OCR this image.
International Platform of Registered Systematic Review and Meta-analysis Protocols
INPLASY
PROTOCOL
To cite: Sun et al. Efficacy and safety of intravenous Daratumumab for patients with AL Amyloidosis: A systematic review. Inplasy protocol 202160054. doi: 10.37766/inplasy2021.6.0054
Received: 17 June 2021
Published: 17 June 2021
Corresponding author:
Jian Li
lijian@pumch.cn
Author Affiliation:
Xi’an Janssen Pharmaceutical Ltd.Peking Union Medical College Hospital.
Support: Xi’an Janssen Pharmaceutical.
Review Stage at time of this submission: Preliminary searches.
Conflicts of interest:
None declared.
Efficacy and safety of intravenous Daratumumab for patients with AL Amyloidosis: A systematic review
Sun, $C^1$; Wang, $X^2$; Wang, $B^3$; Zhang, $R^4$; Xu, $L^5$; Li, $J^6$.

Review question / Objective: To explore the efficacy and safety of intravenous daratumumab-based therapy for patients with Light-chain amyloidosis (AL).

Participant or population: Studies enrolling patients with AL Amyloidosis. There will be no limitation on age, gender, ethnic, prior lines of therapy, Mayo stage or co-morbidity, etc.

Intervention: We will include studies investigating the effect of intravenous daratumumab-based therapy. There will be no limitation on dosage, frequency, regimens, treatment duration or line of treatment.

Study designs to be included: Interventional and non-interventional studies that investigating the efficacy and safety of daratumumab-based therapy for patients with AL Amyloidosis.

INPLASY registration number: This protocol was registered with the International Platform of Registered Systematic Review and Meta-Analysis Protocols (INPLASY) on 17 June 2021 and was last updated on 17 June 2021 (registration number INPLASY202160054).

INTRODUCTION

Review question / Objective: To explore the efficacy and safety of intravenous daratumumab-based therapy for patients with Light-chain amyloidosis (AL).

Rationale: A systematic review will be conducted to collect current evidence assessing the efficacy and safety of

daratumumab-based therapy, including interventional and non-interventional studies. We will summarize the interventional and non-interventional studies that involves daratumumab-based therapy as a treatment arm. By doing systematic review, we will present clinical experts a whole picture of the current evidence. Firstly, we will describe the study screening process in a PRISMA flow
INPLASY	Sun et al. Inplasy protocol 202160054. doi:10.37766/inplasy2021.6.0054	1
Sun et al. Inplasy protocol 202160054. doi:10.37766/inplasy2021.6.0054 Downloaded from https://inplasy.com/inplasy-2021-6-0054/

———

Directions for this task
Which lines of the listing contain the string "that"? Copy each of them.

Output for this exercise
Study designs to be included: Interventional and non-interventional studies that investigating the efficacy and safety of daratumumab-based therapy for patients with AL Amyloidosis.
daratumumab-based therapy, including interventional and non-interventional studies. We will summarize the interventional and non-interventional studies that involves daratumumab-based therapy as a treatment arm. By doing systematic review, we will present clinical experts a whole picture of the current evidence. Firstly, we will describe the study screening process in a PRISMA flow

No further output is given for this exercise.